Segment Start: Text excerpt
September 26, 2016

Defining Pops and Flies

What is a fly ball and what is a pop up? It always bothered me that Joe Buck would say, “That’s a pop up,”, and it would wind up 300 feet from the plate in the outfield. To me that’s a fly ball. Tom Tango looks at home StatCast will help define that, and for whom:

But analytically? SS and 2B position themselves normally 130 to 160 feet from home plate. SS and 2B are infielders. So, an air ball that is in the air for 5 seconds that travelled 150 feet would need to be an infield air ball of some sort, whether you call that an infield fly or infield popup or whathaveyou.

Alot of what we do is ORGANIZING data. That is what Barrels was all about: how do we organize well-struck balls? Everything we do is to try to organize data into some set of manageable categories. Without that, we are left with 100,000 unique batted balls (which they are, like snowflakes). But, that doesn’t help anyone.

So, first figure out if your audience is the VIEWER or the ANALYST. Then categorize appropriately. And if you have two masters, then you need two definitions. That’s just the way it works. As best you can, try to get them to overlap as much as possible. But sometimes, you can’t. And that’s when you need to create dual sets non-dueling metrics.

I’m reminded of genetics, with phenotype and genotype. The phenotype is what we can observe with the naked eye, height, body shape, etc. The genotype are the various underlying combinations that produce that result. We see batted balls as line drives, grounders, and flies, but there is overlap. StatCast can provide the DNA for each of those batted balls.
Segment End: Text excerpt
Segment Start: Records
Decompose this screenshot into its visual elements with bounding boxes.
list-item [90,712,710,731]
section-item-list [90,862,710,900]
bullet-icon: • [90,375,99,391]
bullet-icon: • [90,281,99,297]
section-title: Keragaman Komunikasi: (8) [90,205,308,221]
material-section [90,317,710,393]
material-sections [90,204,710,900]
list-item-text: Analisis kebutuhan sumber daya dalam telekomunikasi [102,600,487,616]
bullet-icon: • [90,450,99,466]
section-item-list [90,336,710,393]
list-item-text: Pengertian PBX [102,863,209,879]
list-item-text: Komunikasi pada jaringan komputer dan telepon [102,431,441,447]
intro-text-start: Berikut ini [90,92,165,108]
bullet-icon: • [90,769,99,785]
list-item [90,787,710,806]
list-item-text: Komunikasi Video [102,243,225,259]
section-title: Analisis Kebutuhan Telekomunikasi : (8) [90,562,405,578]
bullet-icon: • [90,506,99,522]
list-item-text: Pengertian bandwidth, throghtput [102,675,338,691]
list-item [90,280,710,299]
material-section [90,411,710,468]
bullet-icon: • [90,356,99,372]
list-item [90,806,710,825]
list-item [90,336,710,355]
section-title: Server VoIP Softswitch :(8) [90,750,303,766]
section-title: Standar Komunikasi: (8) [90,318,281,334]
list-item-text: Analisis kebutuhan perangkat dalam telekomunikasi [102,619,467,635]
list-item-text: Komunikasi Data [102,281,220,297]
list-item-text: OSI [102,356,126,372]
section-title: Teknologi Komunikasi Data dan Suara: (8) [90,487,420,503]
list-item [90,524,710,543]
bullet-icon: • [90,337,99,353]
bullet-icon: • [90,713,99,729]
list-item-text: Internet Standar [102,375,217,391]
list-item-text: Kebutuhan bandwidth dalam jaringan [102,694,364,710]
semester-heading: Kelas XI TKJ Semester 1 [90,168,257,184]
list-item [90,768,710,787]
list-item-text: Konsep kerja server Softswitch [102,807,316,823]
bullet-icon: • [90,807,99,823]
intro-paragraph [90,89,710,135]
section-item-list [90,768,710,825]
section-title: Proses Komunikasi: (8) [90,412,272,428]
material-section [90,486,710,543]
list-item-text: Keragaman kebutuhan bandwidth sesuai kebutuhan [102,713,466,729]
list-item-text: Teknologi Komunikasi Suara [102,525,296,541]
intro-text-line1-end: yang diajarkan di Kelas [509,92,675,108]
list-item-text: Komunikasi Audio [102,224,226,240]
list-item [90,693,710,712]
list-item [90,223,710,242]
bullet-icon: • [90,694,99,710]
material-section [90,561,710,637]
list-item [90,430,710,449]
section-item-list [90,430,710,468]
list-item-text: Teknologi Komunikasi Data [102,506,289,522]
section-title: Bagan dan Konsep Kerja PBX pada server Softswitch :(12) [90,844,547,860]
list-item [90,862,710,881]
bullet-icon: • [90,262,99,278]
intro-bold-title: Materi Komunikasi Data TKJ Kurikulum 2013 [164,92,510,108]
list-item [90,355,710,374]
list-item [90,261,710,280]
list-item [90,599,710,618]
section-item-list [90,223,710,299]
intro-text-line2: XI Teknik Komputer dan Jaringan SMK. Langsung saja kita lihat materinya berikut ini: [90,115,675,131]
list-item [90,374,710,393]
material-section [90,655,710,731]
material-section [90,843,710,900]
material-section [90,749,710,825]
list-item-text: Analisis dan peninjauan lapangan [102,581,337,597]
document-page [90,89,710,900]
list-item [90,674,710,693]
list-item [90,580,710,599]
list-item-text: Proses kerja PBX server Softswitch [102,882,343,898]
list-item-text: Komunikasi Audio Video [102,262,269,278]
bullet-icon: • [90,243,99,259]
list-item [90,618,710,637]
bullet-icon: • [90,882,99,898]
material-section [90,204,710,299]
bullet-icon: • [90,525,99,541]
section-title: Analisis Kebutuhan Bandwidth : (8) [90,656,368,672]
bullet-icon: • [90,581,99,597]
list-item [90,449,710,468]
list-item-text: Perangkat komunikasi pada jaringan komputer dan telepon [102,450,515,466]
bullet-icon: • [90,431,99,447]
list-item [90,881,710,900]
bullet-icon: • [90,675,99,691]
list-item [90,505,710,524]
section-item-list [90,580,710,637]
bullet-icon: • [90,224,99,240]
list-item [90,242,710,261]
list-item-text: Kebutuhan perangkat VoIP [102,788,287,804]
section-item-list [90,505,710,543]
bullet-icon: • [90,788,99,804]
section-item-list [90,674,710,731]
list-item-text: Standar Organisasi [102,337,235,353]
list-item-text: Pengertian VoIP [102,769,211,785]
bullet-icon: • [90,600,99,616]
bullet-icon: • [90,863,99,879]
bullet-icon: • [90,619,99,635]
Segment End: Records
What this task involves:
Decide whether each statement below agrees with the post on defining pops and flies. Answer yes or no for each, and quote the words from the post that settle it.
1. Shortstops and second basemen normally position themselves 130 to 160 feet from home plate.
2. The writer counts a ball that lands 300 feet from the plate in the outfield as a pop up.
3. When there are two audiences, a single definition should serve both.

Task response:
1. Yes: "SS and 2B position themselves normally 130 to 160 feet from home plate."
2. No: "To me that’s a fly ball."
3. No: "And if you have two masters, then you need two definitions."